[Raw records]
↓
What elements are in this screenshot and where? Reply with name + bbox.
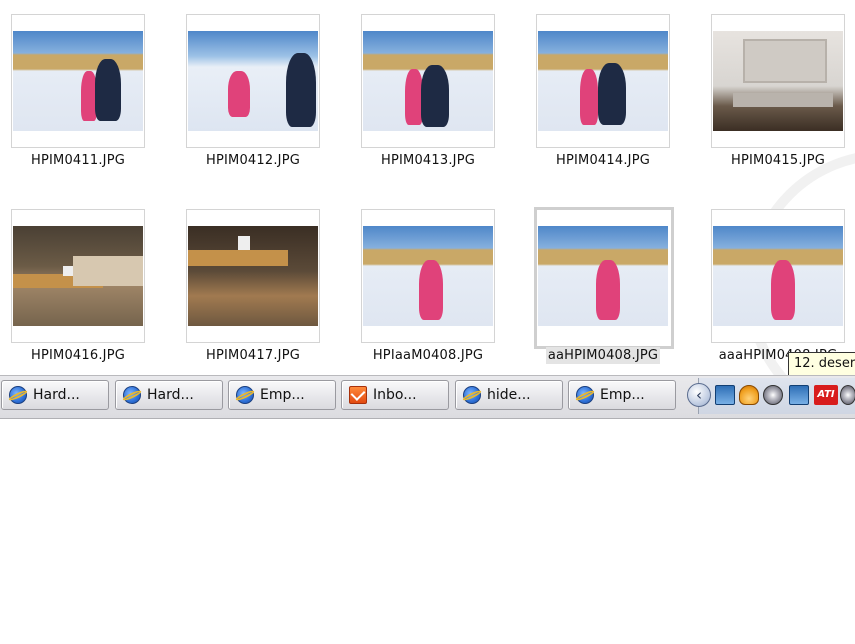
thumbnail-item[interactable]: HPIaaM0408.JPG	[350, 195, 525, 370]
ie-icon	[9, 386, 27, 404]
taskbar-button-label: Inbo...	[373, 387, 417, 403]
show-hidden-icons-button[interactable]: ‹	[687, 383, 711, 407]
cd-icon[interactable]	[763, 385, 783, 405]
photo-thumbnail	[188, 31, 318, 131]
thumbnail-item[interactable]: HPIM0416.JPG	[0, 195, 175, 370]
thumbnail-label: aaHPIM0408.JPG	[545, 347, 661, 364]
thumbnail-label: HPIM0413.JPG	[380, 153, 476, 168]
thumbnail-label: HPIM0417.JPG	[205, 348, 301, 363]
monitor-icon[interactable]	[789, 385, 809, 405]
monitor-icon[interactable]	[715, 385, 735, 405]
ati-icon[interactable]: ATI	[814, 385, 838, 405]
taskbar-button-label: Hard...	[33, 387, 80, 403]
thumbnail-frame	[361, 14, 495, 148]
ie-icon	[236, 386, 254, 404]
thumbnail-frame	[186, 14, 320, 148]
thumbnail-frame	[11, 14, 145, 148]
taskbar-button-emp-2[interactable]: Emp...	[568, 380, 676, 410]
photo-thumbnail	[713, 31, 843, 131]
thumbnail-frame	[534, 207, 674, 349]
thumbnail-label: HPIM0414.JPG	[555, 153, 651, 168]
thumbnail-item[interactable]: HPIM0417.JPG	[175, 195, 350, 370]
taskbar-button-hard-1[interactable]: Hard...	[1, 380, 109, 410]
photo-thumbnail	[363, 226, 493, 326]
thumbnail-item[interactable]: HPIM0412.JPG	[175, 0, 350, 175]
thumbnail-item[interactable]: HPIM0415.JPG	[700, 0, 855, 175]
photo-thumbnail	[363, 31, 493, 131]
taskbar-button-emp-1[interactable]: Emp...	[228, 380, 336, 410]
taskbar-button-label: Emp...	[600, 387, 645, 403]
photo-thumbnail	[188, 226, 318, 326]
thumbnail-label: HPIM0416.JPG	[30, 348, 126, 363]
taskbar-button-hard-2[interactable]: Hard...	[115, 380, 223, 410]
tray-tooltip: 12. desert	[788, 352, 855, 375]
system-tray: ‹ ATI	[687, 378, 855, 414]
taskbar-button-inbox[interactable]: Inbo...	[341, 380, 449, 410]
thumbnail-label: HPIM0415.JPG	[730, 153, 826, 168]
ie-icon	[123, 386, 141, 404]
taskbar-button-label: Emp...	[260, 387, 305, 403]
archive-icon[interactable]	[739, 385, 759, 405]
thumbnail-label: HPIM0412.JPG	[205, 153, 301, 168]
thumbnail-frame	[11, 209, 145, 343]
thumbnail-frame	[711, 209, 845, 343]
thumbnail-item-selected[interactable]: aaHPIM0408.JPG	[525, 195, 700, 370]
photo-thumbnail	[13, 226, 143, 326]
thumbnail-frame	[361, 209, 495, 343]
thumbnail-view: HPIM0411.JPG HPIM0412.JPG HPIM0413.JPG H…	[0, 0, 855, 375]
taskbar: Hard... Hard... Emp... Inbo... hide... E…	[0, 375, 855, 419]
thumbnail-label: HPIM0411.JPG	[30, 153, 126, 168]
thumbnail-item[interactable]: HPIM0411.JPG	[0, 0, 175, 175]
thumbnail-label: HPIaaM0408.JPG	[372, 348, 484, 363]
thumbnail-frame	[711, 14, 845, 148]
mail-icon	[349, 386, 367, 404]
taskbar-button-label: Hard...	[147, 387, 194, 403]
thumbnail-frame	[186, 209, 320, 343]
ie-icon	[576, 386, 594, 404]
thumbnail-frame	[536, 14, 670, 148]
thumbnail-item[interactable]: aaaHPIM0408.JPG	[700, 195, 855, 370]
photo-thumbnail	[713, 226, 843, 326]
thumbnail-item[interactable]: HPIM0413.JPG	[350, 0, 525, 175]
thumbnail-item[interactable]: HPIM0414.JPG	[525, 0, 700, 175]
cd-icon[interactable]	[840, 385, 855, 405]
taskbar-button-label: hide...	[487, 387, 531, 403]
taskbar-button-hide[interactable]: hide...	[455, 380, 563, 410]
photo-thumbnail	[13, 31, 143, 131]
photo-thumbnail	[538, 226, 668, 326]
photo-thumbnail	[538, 31, 668, 131]
ie-icon	[463, 386, 481, 404]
↑
◆ Required work
Copy these lines word for word, covering every record, and omit the pictures from your copy.

◆ Response
What elements are in this screenshot and where? Reply with name + bbox.
thumbnail-item[interactable]: HPIaaM0408.JPG	[350, 195, 525, 370]
ie-icon	[9, 386, 27, 404]
taskbar-button-label: Inbo...	[373, 387, 417, 403]
show-hidden-icons-button[interactable]: ‹	[687, 383, 711, 407]
cd-icon[interactable]	[763, 385, 783, 405]
photo-thumbnail	[188, 31, 318, 131]
thumbnail-item[interactable]: HPIM0416.JPG	[0, 195, 175, 370]
thumbnail-label: aaHPIM0408.JPG	[545, 347, 661, 364]
thumbnail-label: HPIM0413.JPG	[380, 153, 476, 168]
thumbnail-label: HPIM0417.JPG	[205, 348, 301, 363]
monitor-icon[interactable]	[789, 385, 809, 405]
monitor-icon[interactable]	[715, 385, 735, 405]
ati-icon[interactable]: ATI	[814, 385, 838, 405]
taskbar-button-label: Hard...	[33, 387, 80, 403]
thumbnail-frame	[361, 14, 495, 148]
ie-icon	[236, 386, 254, 404]
thumbnail-frame	[186, 14, 320, 148]
thumbnail-frame	[11, 14, 145, 148]
taskbar-button-emp-2[interactable]: Emp...	[568, 380, 676, 410]
photo-thumbnail	[713, 31, 843, 131]
thumbnail-frame	[534, 207, 674, 349]
thumbnail-label: HPIM0414.JPG	[555, 153, 651, 168]
thumbnail-item[interactable]: HPIM0417.JPG	[175, 195, 350, 370]
taskbar-button-hard-1[interactable]: Hard...	[1, 380, 109, 410]
photo-thumbnail	[363, 226, 493, 326]
thumbnail-item[interactable]: HPIM0412.JPG	[175, 0, 350, 175]
thumbnail-item[interactable]: HPIM0415.JPG	[700, 0, 855, 175]
photo-thumbnail	[363, 31, 493, 131]
taskbar-button-emp-1[interactable]: Emp...	[228, 380, 336, 410]
taskbar-button-label: Emp...	[600, 387, 645, 403]
photo-thumbnail	[188, 226, 318, 326]
thumbnail-label: HPIM0416.JPG	[30, 348, 126, 363]
taskbar-button-hard-2[interactable]: Hard...	[115, 380, 223, 410]
tray-tooltip: 12. desert	[788, 352, 855, 375]
system-tray: ‹ ATI	[687, 378, 855, 414]
taskbar-button-inbox[interactable]: Inbo...	[341, 380, 449, 410]
thumbnail-label: HPIM0415.JPG	[730, 153, 826, 168]
ie-icon	[123, 386, 141, 404]
taskbar-button-label: Emp...	[260, 387, 305, 403]
archive-icon[interactable]	[739, 385, 759, 405]
thumbnail-label: HPIM0412.JPG	[205, 153, 301, 168]
thumbnail-frame	[11, 209, 145, 343]
thumbnail-frame	[711, 209, 845, 343]
thumbnail-item-selected[interactable]: aaHPIM0408.JPG	[525, 195, 700, 370]
photo-thumbnail	[13, 226, 143, 326]
thumbnail-frame	[361, 209, 495, 343]
thumbnail-view: HPIM0411.JPG HPIM0412.JPG HPIM0413.JPG H…	[0, 0, 855, 375]
taskbar: Hard... Hard... Emp... Inbo... hide... E…	[0, 375, 855, 419]
thumbnail-label: HPIM0411.JPG	[30, 153, 126, 168]
thumbnail-item[interactable]: HPIM0411.JPG	[0, 0, 175, 175]
thumbnail-label: HPIaaM0408.JPG	[372, 348, 484, 363]
thumbnail-frame	[711, 14, 845, 148]
mail-icon	[349, 386, 367, 404]
taskbar-button-label: Hard...	[147, 387, 194, 403]
thumbnail-frame	[186, 209, 320, 343]
ie-icon	[576, 386, 594, 404]
thumbnail-frame	[536, 14, 670, 148]
thumbnail-item[interactable]: aaaHPIM0408.JPG	[700, 195, 855, 370]
photo-thumbnail	[713, 226, 843, 326]
thumbnail-item[interactable]: HPIM0413.JPG	[350, 0, 525, 175]
thumbnail-item[interactable]: HPIM0414.JPG	[525, 0, 700, 175]
cd-icon[interactable]	[840, 385, 855, 405]
taskbar-button-label: hide...	[487, 387, 531, 403]
taskbar-button-hide[interactable]: hide...	[455, 380, 563, 410]
photo-thumbnail	[13, 31, 143, 131]
photo-thumbnail	[538, 226, 668, 326]
photo-thumbnail	[538, 31, 668, 131]
ie-icon	[463, 386, 481, 404]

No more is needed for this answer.